-- begin --

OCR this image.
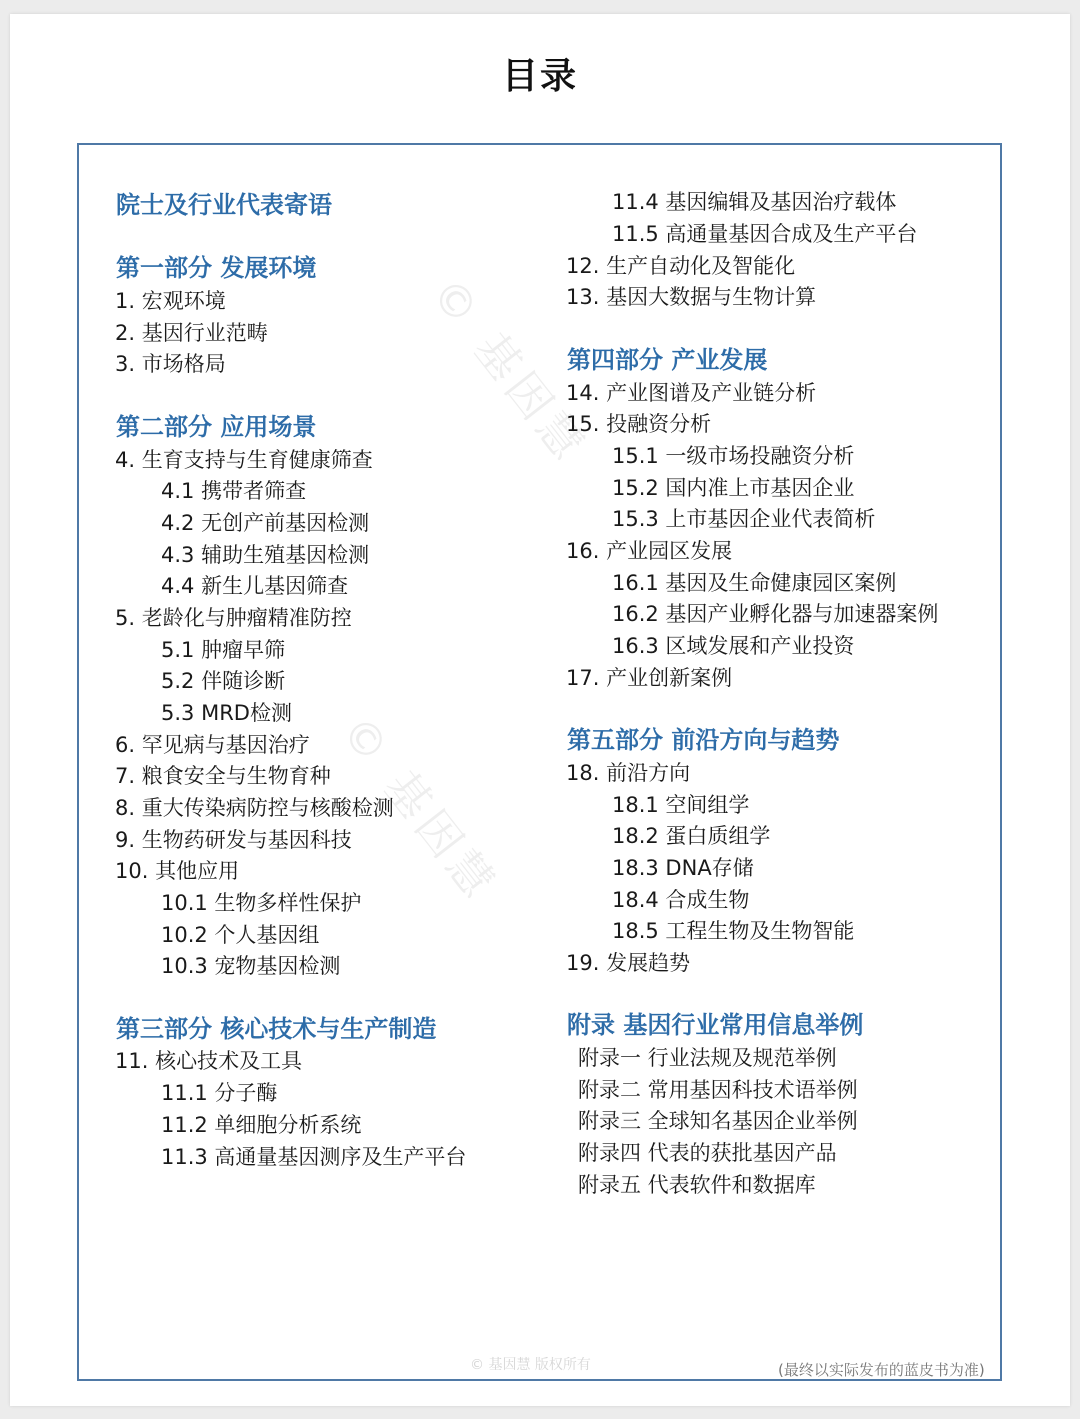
目录
© 基因慧
© 基因慧
院士及行业代表寄语
第一部分 发展环境
1. 宏观环境
2. 基因行业范畴
3. 市场格局
第二部分 应用场景
4. 生育支持与生育健康筛查
4.1 携带者筛查
4.2 无创产前基因检测
4.3 辅助生殖基因检测
4.4 新生儿基因筛查
5. 老龄化与肿瘤精准防控
5.1 肿瘤早筛
5.2 伴随诊断
5.3 MRD检测
6. 罕见病与基因治疗
7. 粮食安全与生物育种
8. 重大传染病防控与核酸检测
9. 生物药研发与基因科技
10. 其他应用
10.1 生物多样性保护
10.2 个人基因组
10.3 宠物基因检测
第三部分 核心技术与生产制造
11. 核心技术及工具
11.1 分子酶
11.2 单细胞分析系统
11.3 高通量基因测序及生产平台
11.4 基因编辑及基因治疗载体
11.5 高通量基因合成及生产平台
12. 生产自动化及智能化
13. 基因大数据与生物计算
第四部分 产业发展
14. 产业图谱及产业链分析
15. 投融资分析
15.1 一级市场投融资分析
15.2 国内准上市基因企业
15.3 上市基因企业代表简析
16. 产业园区发展
16.1 基因及生命健康园区案例
16.2 基因产业孵化器与加速器案例
16.3 区域发展和产业投资
17. 产业创新案例
第五部分 前沿方向与趋势
18. 前沿方向
18.1 空间组学
18.2 蛋白质组学
18.3 DNA存储
18.4 合成生物
18.5 工程生物及生物智能
19. 发展趋势
附录 基因行业常用信息举例
附录一 行业法规及规范举例
附录二 常用基因科技术语举例
附录三 全球知名基因企业举例
附录四 代表的获批基因产品
附录五 代表软件和数据库
© 基因慧 版权所有	(最终以实际发布的蓝皮书为准)
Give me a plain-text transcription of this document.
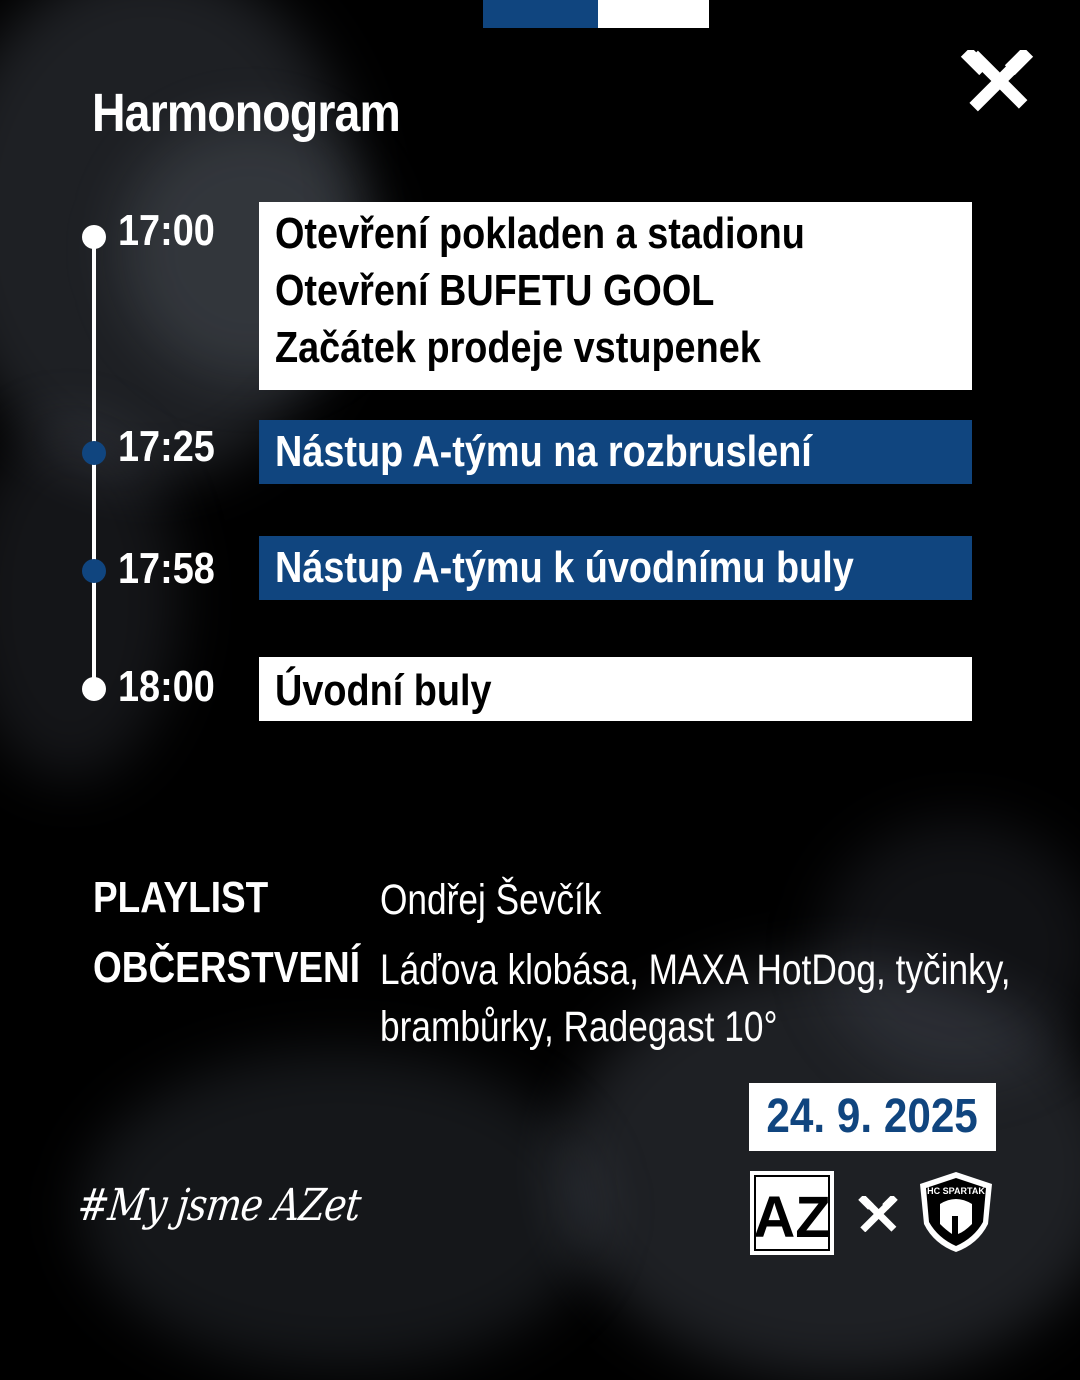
Harmonogram
17:00 Otevření pokladen a stadionu
Otevření BUFETU GOOL
Začátek prodeje vstupenek
17:25 Nástup A-týmu na rozbruslení
17:58 Nástup A-týmu k úvodnímu buly
18:00 Úvodní buly
PLAYLIST	Ondřej Ševčík
OBČERSTVENÍ Láďova klobása, MAXA HotDog, tyčinky,
brambůrky, Radegast 10°
24. 9. 2025
#My jsme AZet	AZ	HC SPARTAK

-- end --

_Job:_ Using the records above, retype everything exactly except the pictures.

_Task response:_
OCR this image.
目录
© 基因慧
© 基因慧
院士及行业代表寄语
第一部分 发展环境
1. 宏观环境
2. 基因行业范畴
3. 市场格局
第二部分 应用场景
4. 生育支持与生育健康筛查
4.1 携带者筛查
4.2 无创产前基因检测
4.3 辅助生殖基因检测
4.4 新生儿基因筛查
5. 老龄化与肿瘤精准防控
5.1 肿瘤早筛
5.2 伴随诊断
5.3 MRD检测
6. 罕见病与基因治疗
7. 粮食安全与生物育种
8. 重大传染病防控与核酸检测
9. 生物药研发与基因科技
10. 其他应用
10.1 生物多样性保护
10.2 个人基因组
10.3 宠物基因检测
第三部分 核心技术与生产制造
11. 核心技术及工具
11.1 分子酶
11.2 单细胞分析系统
11.3 高通量基因测序及生产平台
11.4 基因编辑及基因治疗载体
11.5 高通量基因合成及生产平台
12. 生产自动化及智能化
13. 基因大数据与生物计算
第四部分 产业发展
14. 产业图谱及产业链分析
15. 投融资分析
15.1 一级市场投融资分析
15.2 国内准上市基因企业
15.3 上市基因企业代表简析
16. 产业园区发展
16.1 基因及生命健康园区案例
16.2 基因产业孵化器与加速器案例
16.3 区域发展和产业投资
17. 产业创新案例
第五部分 前沿方向与趋势
18. 前沿方向
18.1 空间组学
18.2 蛋白质组学
18.3 DNA存储
18.4 合成生物
18.5 工程生物及生物智能
19. 发展趋势
附录 基因行业常用信息举例
附录一 行业法规及规范举例
附录二 常用基因科技术语举例
附录三 全球知名基因企业举例
附录四 代表的获批基因产品
附录五 代表软件和数据库
© 基因慧 版权所有	(最终以实际发布的蓝皮书为准)
Give me a plain-text transcription of this document.
Harmonogram
17:00 Otevření pokladen a stadionu
Otevření BUFETU GOOL
Začátek prodeje vstupenek
17:25 Nástup A-týmu na rozbruslení
17:58 Nástup A-týmu k úvodnímu buly
18:00 Úvodní buly
PLAYLIST	Ondřej Ševčík
OBČERSTVENÍ Láďova klobása, MAXA HotDog, tyčinky,
brambůrky, Radegast 10°
24. 9. 2025
#My jsme AZet	AZ	HC SPARTAK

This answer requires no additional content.